** begin Record excerpts **

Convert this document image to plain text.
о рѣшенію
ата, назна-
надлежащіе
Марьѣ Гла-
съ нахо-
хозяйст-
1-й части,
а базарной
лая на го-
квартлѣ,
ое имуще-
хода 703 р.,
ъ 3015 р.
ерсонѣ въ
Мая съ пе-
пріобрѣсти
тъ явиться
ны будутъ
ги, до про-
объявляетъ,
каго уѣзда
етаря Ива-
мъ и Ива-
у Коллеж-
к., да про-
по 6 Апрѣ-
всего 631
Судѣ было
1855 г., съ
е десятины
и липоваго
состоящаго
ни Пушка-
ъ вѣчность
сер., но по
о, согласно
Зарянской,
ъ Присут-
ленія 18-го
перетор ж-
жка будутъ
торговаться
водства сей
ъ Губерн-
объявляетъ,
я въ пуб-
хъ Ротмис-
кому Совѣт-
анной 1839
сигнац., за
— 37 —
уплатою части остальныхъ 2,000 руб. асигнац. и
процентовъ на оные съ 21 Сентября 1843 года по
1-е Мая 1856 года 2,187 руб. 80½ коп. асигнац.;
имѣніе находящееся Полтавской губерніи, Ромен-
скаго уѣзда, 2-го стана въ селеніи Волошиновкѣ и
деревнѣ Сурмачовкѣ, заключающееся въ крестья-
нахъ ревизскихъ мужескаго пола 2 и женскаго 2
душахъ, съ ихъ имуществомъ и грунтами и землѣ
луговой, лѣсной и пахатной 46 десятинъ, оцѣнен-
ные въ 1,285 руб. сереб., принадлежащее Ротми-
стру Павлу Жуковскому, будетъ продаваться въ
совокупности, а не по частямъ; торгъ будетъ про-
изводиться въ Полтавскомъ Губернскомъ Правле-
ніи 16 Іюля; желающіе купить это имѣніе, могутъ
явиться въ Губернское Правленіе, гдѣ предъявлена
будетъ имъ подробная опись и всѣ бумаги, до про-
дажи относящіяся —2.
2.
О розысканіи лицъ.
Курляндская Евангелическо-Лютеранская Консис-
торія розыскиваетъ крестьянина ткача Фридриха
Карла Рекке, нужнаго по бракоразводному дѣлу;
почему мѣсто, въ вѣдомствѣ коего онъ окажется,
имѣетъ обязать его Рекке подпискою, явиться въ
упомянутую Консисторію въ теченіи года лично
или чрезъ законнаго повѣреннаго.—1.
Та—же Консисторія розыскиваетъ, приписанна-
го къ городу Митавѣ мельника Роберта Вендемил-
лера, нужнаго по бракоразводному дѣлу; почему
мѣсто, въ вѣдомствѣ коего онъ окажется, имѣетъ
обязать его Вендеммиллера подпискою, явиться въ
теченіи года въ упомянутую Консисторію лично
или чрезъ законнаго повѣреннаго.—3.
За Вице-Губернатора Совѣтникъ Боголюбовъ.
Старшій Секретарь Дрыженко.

** end Record excerpts **

Exercise prompt.
Every record should be given again exactly.

Answer to the task.
Convert this document image to plain text.
о рѣшенію
ата, назна-
надлежащіе
Марьѣ Гла-
съ нахо-
хозяйст-
1-й части,
а базарной
лая на го-
квартлѣ,
ое имуще-
хода 703 р.,
ъ 3015 р.
ерсонѣ въ
Мая съ пе-
пріобрѣсти
тъ явиться
ны будутъ
ги, до про-
объявляетъ,
каго уѣзда
етаря Ива-
мъ и Ива-
у Коллеж-
к., да про-
по 6 Апрѣ-
всего 631
Судѣ было
1855 г., съ
е десятины
и липоваго
состоящаго
ни Пушка-
ъ вѣчность
сер., но по
о, согласно
Зарянской,
ъ Присут-
ленія 18-го
перетор ж-
жка будутъ
торговаться
водства сей
ъ Губерн-
объявляетъ,
я въ пуб-
хъ Ротмис-
кому Совѣт-
анной 1839
сигнац., за
— 37 —
уплатою части остальныхъ 2,000 руб. асигнац. и
процентовъ на оные съ 21 Сентября 1843 года по
1-е Мая 1856 года 2,187 руб. 80½ коп. асигнац.;
имѣніе находящееся Полтавской губерніи, Ромен-
скаго уѣзда, 2-го стана въ селеніи Волошиновкѣ и
деревнѣ Сурмачовкѣ, заключающееся въ крестья-
нахъ ревизскихъ мужескаго пола 2 и женскаго 2
душахъ, съ ихъ имуществомъ и грунтами и землѣ
луговой, лѣсной и пахатной 46 десятинъ, оцѣнен-
ные въ 1,285 руб. сереб., принадлежащее Ротми-
стру Павлу Жуковскому, будетъ продаваться въ
совокупности, а не по частямъ; торгъ будетъ про-
изводиться въ Полтавскомъ Губернскомъ Правле-
ніи 16 Іюля; желающіе купить это имѣніе, могутъ
явиться въ Губернское Правленіе, гдѣ предъявлена
будетъ имъ подробная опись и всѣ бумаги, до про-
дажи относящіяся —2.
2.
О розысканіи лицъ.
Курляндская Евангелическо-Лютеранская Консис-
торія розыскиваетъ крестьянина ткача Фридриха
Карла Рекке, нужнаго по бракоразводному дѣлу;
почему мѣсто, въ вѣдомствѣ коего онъ окажется,
имѣетъ обязать его Рекке подпискою, явиться въ
упомянутую Консисторію въ теченіи года лично
или чрезъ законнаго повѣреннаго.—1.
Та—же Консисторія розыскиваетъ, приписанна-
го къ городу Митавѣ мельника Роберта Вендемил-
лера, нужнаго по бракоразводному дѣлу; почему
мѣсто, въ вѣдомствѣ коего онъ окажется, имѣетъ
обязать его Вендеммиллера подпискою, явиться въ
теченіи года въ упомянутую Консисторію лично
или чрезъ законнаго повѣреннаго.—3.
За Вице-Губернатора Совѣтникъ Боголюбовъ.
Старшій Секретарь Дрыженко.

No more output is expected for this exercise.